Figure content listings:
------

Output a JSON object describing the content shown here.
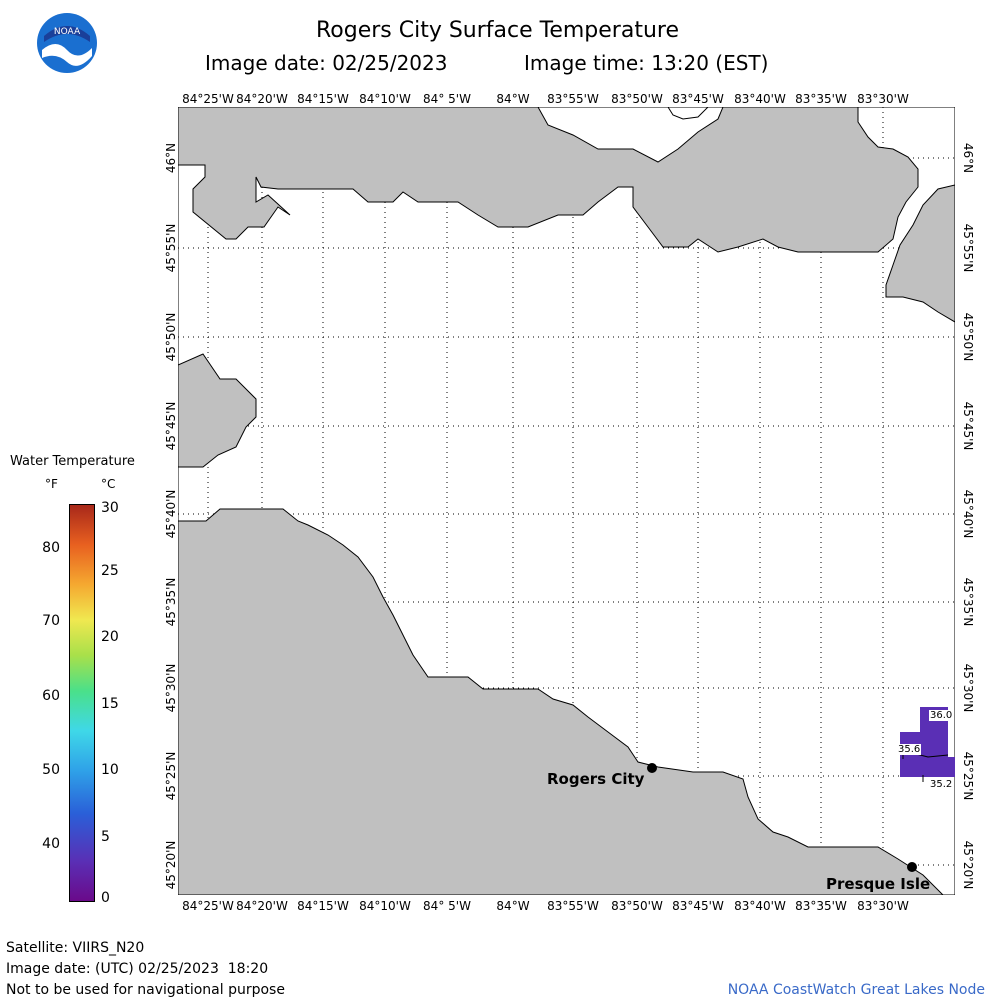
{
  "header": {
    "title": "Rogers City Surface Temperature",
    "image_date": "Image date: 02/25/2023",
    "image_time": "Image time: 13:20 (EST)"
  },
  "logo": {
    "text": "NOAA",
    "icon": "noaa-logo-icon"
  },
  "map": {
    "longitude_labels": [
      "84°25'W",
      "84°20'W",
      "84°15'W",
      "84°10'W",
      "84° 5'W",
      "84°W",
      "83°55'W",
      "83°50'W",
      "83°45'W",
      "83°40'W",
      "83°35'W",
      "83°30'W"
    ],
    "latitude_labels": [
      "46°N",
      "45°55'N",
      "45°50'N",
      "45°45'N",
      "45°40'N",
      "45°35'N",
      "45°30'N",
      "45°25'N",
      "45°20'N"
    ],
    "land_color": "#c0c0c0",
    "water_color": "#ffffff",
    "grid": "dotted",
    "cities": [
      {
        "name": "Rogers City"
      },
      {
        "name": "Presque Isle"
      }
    ],
    "sst_readings": [
      "36.0",
      "35.6",
      "35.2"
    ],
    "sst_color": "#5a2fb5"
  },
  "legend": {
    "title": "Water Temperature",
    "unit_f": "°F",
    "unit_c": "°C",
    "f_ticks": [
      "80",
      "70",
      "60",
      "50",
      "40"
    ],
    "c_ticks": [
      "30",
      "25",
      "20",
      "15",
      "10",
      "5",
      "0"
    ]
  },
  "footer": {
    "satellite": "Satellite: VIIRS_N20",
    "image_date_utc": "Image date: (UTC) 02/25/2023  18:20",
    "disclaimer": "Not to be used for navigational purpose",
    "node": "NOAA CoastWatch Great Lakes Node"
  }
}
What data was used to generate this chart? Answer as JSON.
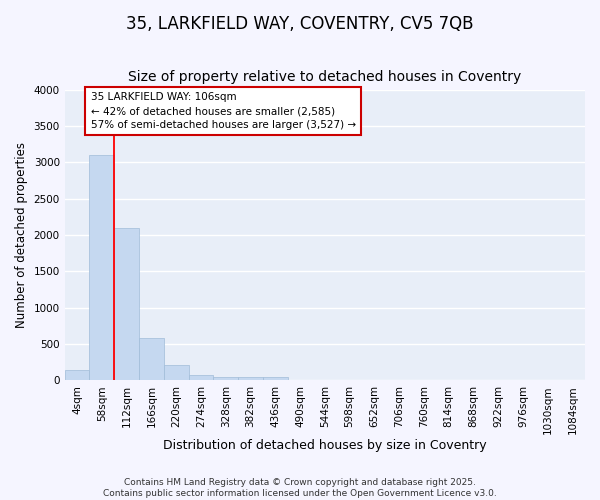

------

• _YOUR GOAL_: Return only those lines of the records that contain the string "Rogers".

• _FULL OUTPUT_:
    "title": "Rogers City Surface Temperature",
        "name": "Rogers City"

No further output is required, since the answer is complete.